* Task objective *
In the records below, find each line with the word "preciso" and copy it.

━━━ Working data ━━━

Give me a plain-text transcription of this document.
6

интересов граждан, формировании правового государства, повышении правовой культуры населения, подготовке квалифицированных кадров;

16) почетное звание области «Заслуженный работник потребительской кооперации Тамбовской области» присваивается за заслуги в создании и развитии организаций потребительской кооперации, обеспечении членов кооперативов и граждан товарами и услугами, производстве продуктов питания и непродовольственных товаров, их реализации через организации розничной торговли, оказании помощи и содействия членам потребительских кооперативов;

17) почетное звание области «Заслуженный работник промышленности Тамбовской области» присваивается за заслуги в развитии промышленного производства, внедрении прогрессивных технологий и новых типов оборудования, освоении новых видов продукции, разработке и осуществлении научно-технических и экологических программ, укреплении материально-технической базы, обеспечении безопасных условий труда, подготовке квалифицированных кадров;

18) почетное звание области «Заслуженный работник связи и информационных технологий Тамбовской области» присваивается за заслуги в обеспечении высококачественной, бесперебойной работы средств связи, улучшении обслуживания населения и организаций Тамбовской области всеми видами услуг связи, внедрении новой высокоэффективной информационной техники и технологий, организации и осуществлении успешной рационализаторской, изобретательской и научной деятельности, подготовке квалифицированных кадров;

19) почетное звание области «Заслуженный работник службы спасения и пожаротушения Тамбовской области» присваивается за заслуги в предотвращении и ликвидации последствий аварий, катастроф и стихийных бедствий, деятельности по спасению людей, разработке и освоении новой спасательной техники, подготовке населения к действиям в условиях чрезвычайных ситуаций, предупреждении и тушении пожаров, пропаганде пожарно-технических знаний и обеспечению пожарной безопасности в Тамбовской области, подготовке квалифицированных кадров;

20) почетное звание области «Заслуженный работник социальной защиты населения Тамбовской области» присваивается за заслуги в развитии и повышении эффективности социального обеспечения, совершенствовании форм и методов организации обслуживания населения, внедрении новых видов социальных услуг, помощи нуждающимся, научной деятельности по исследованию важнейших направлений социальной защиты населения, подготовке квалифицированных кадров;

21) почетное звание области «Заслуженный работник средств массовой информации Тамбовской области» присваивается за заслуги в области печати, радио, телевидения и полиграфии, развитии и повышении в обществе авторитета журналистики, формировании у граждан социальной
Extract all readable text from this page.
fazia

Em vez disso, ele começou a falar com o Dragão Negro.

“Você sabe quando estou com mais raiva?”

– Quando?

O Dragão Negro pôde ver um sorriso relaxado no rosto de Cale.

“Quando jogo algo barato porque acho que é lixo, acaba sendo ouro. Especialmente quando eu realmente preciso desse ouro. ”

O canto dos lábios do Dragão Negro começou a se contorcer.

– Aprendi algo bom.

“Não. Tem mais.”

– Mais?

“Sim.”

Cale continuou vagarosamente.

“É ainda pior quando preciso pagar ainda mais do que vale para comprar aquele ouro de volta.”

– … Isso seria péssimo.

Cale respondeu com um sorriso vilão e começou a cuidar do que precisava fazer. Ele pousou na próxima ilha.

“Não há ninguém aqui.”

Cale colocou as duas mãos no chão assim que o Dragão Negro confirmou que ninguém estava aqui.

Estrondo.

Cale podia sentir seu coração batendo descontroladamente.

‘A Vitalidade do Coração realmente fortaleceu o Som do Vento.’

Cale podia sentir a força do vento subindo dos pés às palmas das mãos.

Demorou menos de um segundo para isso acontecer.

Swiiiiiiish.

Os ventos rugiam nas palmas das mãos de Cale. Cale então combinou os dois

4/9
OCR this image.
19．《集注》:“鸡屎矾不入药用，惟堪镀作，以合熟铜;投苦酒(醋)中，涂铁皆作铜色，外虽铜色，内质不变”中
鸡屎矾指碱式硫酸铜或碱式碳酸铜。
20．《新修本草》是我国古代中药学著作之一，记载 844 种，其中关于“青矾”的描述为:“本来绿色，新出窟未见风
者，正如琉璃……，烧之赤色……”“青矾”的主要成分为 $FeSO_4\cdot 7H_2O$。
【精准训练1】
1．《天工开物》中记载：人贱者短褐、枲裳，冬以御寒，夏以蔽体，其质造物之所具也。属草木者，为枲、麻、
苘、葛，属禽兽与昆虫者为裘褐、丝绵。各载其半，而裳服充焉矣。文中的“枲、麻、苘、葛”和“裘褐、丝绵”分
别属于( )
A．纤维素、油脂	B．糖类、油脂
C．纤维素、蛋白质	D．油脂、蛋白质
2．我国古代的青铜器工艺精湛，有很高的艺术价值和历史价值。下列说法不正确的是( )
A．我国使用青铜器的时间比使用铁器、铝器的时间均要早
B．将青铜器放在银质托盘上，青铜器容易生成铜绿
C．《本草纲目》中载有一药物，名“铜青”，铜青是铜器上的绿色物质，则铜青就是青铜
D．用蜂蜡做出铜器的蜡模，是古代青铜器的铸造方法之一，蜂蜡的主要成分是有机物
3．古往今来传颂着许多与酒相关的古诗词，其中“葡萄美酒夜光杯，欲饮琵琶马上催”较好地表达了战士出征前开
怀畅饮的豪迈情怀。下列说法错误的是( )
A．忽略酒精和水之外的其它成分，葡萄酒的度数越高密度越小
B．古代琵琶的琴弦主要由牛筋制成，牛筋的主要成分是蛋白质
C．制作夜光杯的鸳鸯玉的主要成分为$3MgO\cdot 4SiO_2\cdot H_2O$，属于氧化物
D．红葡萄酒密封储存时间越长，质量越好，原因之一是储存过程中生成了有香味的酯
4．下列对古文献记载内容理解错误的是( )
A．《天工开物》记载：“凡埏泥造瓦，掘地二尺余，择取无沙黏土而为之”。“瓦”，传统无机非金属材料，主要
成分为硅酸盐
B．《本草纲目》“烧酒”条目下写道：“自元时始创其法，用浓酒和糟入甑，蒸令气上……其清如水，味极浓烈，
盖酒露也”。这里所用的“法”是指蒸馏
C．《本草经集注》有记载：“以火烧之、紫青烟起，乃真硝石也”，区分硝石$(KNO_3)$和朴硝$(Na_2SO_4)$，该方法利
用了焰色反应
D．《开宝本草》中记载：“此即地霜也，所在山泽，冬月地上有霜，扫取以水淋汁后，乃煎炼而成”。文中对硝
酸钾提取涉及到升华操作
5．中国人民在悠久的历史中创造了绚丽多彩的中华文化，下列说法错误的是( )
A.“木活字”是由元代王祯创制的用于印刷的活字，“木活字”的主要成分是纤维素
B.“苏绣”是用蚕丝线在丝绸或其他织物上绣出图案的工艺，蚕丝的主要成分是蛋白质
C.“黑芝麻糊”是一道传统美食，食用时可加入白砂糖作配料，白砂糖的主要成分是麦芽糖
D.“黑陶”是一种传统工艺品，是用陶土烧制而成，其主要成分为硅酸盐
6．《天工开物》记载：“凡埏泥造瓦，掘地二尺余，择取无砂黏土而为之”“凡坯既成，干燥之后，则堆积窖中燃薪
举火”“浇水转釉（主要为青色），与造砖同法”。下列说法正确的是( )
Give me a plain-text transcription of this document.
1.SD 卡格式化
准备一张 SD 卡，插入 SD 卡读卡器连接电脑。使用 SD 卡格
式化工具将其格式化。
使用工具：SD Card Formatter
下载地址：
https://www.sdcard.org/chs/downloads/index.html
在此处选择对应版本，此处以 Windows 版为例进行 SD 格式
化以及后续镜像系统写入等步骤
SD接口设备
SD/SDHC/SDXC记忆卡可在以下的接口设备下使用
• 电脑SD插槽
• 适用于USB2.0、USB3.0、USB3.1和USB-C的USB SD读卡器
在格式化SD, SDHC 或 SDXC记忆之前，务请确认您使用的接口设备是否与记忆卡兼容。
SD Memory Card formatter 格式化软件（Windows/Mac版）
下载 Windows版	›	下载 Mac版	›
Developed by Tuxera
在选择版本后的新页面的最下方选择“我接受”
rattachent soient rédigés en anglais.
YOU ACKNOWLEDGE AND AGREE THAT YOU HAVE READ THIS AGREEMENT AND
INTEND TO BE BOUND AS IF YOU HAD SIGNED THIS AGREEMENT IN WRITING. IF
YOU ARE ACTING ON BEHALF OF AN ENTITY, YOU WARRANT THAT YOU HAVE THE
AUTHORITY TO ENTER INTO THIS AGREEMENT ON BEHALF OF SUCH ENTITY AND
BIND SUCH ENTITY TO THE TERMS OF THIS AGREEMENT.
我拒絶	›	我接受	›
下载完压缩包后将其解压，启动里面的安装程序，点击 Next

━━━

* Solution for this task *
“Quando jogo algo barato porque acho que é lixo, acaba sendo ouro. Especialmente quando eu realmente preciso desse ouro. ”
“É ainda pior quando preciso pagar ainda mais do que vale para comprar aquele ouro de volta.”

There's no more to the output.